» To do
Find the lines holding the string "port" in the data, then copy all of them.

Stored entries
• • • • •

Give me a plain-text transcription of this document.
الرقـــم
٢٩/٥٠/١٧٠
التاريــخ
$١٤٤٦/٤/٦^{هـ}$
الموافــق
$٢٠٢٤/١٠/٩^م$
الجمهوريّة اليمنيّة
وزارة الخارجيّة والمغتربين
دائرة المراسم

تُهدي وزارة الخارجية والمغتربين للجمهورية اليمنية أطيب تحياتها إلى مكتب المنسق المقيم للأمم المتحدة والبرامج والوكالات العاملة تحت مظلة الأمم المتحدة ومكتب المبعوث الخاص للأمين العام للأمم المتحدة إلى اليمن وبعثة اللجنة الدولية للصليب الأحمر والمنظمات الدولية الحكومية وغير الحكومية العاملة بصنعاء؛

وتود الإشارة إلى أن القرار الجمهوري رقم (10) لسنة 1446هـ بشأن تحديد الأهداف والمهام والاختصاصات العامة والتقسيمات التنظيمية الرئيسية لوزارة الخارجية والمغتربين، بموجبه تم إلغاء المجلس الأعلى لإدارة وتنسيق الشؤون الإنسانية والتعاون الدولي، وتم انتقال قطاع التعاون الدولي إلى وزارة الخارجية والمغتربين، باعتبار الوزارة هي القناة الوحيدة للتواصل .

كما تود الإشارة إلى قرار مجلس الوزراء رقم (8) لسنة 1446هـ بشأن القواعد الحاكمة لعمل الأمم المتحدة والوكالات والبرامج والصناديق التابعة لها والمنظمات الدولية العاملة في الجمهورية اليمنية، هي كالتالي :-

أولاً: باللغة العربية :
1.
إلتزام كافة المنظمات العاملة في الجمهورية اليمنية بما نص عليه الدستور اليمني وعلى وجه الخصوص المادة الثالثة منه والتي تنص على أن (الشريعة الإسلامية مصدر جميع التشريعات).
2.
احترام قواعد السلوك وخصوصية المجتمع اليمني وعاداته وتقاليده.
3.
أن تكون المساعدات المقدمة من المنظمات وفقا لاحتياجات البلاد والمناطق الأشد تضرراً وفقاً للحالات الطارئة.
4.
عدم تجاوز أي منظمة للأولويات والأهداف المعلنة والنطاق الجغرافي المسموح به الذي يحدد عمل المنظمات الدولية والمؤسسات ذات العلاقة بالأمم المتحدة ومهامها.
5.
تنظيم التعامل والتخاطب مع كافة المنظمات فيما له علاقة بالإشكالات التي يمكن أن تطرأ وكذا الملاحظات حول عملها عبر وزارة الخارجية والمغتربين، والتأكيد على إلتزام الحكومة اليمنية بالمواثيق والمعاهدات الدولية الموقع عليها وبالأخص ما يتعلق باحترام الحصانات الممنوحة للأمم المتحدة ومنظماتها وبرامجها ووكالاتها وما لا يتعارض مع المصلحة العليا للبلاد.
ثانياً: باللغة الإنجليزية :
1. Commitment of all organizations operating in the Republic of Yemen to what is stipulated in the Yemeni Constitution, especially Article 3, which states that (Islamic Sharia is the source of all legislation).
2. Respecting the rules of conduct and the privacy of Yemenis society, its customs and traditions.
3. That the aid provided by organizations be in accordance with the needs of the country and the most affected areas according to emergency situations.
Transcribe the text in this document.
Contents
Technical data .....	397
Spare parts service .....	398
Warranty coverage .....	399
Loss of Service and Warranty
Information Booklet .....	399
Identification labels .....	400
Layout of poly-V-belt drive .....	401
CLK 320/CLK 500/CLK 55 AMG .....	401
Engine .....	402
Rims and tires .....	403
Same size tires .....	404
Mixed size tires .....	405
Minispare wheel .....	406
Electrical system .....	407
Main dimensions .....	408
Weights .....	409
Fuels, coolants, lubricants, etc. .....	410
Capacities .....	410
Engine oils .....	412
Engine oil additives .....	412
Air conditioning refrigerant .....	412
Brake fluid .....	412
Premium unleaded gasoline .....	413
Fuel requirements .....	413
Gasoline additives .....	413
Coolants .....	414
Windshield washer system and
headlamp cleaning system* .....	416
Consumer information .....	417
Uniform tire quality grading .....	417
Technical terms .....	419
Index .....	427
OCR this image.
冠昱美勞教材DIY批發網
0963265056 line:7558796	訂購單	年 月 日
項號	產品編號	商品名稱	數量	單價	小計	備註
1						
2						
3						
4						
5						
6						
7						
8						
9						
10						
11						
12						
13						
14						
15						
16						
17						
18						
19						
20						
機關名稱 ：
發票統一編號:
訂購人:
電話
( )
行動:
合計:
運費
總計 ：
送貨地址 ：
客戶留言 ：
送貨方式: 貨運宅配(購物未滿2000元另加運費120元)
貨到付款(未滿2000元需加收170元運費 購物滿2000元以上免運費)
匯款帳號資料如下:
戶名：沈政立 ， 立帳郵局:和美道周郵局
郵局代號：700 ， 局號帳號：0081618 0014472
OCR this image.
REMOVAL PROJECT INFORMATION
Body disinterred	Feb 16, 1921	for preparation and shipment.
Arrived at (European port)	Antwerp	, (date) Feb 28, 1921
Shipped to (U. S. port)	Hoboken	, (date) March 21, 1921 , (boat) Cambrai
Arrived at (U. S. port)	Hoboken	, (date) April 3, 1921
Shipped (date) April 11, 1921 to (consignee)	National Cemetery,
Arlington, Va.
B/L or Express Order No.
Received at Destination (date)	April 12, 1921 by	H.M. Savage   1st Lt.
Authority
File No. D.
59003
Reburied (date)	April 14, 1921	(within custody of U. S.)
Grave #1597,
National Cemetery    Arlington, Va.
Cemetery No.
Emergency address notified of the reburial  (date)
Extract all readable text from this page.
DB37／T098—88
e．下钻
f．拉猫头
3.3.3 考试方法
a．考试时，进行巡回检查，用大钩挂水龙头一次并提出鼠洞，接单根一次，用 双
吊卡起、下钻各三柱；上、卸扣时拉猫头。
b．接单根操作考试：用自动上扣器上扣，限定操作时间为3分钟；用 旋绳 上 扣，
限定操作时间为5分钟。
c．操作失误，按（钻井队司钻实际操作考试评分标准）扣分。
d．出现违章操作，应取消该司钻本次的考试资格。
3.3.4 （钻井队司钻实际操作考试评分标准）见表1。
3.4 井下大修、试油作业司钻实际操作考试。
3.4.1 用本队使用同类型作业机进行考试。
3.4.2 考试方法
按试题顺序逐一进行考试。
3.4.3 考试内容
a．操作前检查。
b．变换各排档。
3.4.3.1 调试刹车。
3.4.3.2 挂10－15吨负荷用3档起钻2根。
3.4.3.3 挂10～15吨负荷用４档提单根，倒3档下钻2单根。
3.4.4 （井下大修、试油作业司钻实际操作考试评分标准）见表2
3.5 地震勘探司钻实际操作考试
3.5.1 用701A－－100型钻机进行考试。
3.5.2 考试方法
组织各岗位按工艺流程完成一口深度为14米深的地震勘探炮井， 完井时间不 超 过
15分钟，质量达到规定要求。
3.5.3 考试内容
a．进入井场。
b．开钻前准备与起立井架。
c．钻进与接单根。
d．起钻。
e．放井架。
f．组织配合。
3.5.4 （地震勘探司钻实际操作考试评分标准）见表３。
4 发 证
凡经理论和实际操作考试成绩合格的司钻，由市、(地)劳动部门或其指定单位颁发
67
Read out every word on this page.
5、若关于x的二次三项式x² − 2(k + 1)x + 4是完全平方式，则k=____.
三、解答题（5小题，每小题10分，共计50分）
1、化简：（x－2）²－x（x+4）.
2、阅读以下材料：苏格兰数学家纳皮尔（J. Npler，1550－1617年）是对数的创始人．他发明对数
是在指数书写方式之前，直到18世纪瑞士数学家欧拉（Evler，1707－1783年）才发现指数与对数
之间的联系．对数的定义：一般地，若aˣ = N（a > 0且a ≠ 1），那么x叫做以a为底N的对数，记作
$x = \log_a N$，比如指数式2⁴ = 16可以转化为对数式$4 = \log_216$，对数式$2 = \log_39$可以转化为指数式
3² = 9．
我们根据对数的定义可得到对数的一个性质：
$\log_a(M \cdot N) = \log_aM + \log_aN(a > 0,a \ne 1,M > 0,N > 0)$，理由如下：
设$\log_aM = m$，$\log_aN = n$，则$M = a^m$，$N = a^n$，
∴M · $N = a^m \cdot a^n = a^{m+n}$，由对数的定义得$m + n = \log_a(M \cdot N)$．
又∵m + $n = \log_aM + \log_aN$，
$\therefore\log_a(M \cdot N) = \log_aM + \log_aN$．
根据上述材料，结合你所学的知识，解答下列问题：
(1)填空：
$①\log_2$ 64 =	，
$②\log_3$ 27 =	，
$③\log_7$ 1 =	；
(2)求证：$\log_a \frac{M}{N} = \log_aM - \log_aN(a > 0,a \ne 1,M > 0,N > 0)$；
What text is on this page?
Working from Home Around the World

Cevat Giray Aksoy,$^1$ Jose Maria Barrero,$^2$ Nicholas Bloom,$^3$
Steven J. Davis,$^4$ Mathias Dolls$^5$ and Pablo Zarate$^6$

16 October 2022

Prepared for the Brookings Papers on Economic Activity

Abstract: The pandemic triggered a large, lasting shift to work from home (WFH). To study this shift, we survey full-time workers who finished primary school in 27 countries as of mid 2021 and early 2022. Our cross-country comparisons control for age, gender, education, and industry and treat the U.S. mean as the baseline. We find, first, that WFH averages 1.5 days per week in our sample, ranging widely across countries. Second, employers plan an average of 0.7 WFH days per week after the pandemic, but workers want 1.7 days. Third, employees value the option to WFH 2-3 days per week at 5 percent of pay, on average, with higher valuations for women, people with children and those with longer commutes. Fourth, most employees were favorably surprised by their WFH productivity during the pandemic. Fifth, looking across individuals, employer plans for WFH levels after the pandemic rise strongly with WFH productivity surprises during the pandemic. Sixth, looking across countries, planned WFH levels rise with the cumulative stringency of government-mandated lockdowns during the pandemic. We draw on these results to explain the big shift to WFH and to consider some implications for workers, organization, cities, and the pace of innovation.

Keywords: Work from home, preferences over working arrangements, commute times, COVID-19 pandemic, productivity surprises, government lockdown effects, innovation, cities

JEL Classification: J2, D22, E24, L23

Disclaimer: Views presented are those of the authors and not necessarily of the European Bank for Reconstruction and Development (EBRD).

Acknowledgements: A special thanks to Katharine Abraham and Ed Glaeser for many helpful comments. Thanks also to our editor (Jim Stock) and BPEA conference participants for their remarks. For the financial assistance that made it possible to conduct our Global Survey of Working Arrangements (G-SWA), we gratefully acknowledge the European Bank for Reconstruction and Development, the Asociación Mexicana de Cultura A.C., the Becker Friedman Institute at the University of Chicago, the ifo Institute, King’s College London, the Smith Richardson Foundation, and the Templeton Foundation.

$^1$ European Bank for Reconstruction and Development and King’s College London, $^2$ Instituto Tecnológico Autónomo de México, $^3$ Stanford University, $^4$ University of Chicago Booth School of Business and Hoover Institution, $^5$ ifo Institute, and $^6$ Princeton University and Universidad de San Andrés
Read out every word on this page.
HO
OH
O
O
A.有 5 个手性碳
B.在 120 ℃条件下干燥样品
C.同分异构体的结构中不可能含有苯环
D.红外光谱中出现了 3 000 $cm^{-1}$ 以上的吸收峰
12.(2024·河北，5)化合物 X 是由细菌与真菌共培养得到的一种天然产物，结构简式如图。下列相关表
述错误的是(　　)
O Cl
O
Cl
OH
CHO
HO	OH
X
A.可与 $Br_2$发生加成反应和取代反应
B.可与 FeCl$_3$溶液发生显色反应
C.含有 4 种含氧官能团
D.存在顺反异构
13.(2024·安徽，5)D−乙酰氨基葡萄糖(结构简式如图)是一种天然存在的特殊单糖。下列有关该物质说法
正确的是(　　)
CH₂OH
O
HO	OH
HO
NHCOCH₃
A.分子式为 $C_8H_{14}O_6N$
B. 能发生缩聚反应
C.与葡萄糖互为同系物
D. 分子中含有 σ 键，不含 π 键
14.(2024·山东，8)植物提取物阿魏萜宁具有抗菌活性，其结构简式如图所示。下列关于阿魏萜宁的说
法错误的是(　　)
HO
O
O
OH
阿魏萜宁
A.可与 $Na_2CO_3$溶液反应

• • • • •

» Complete response
Arrived at (European port)	Antwerp	, (date) Feb 28, 1921
Shipped to (U. S. port)	Hoboken	, (date) March 21, 1921 , (boat) Cambrai
Arrived at (U. S. port)	Hoboken	, (date) April 3, 1921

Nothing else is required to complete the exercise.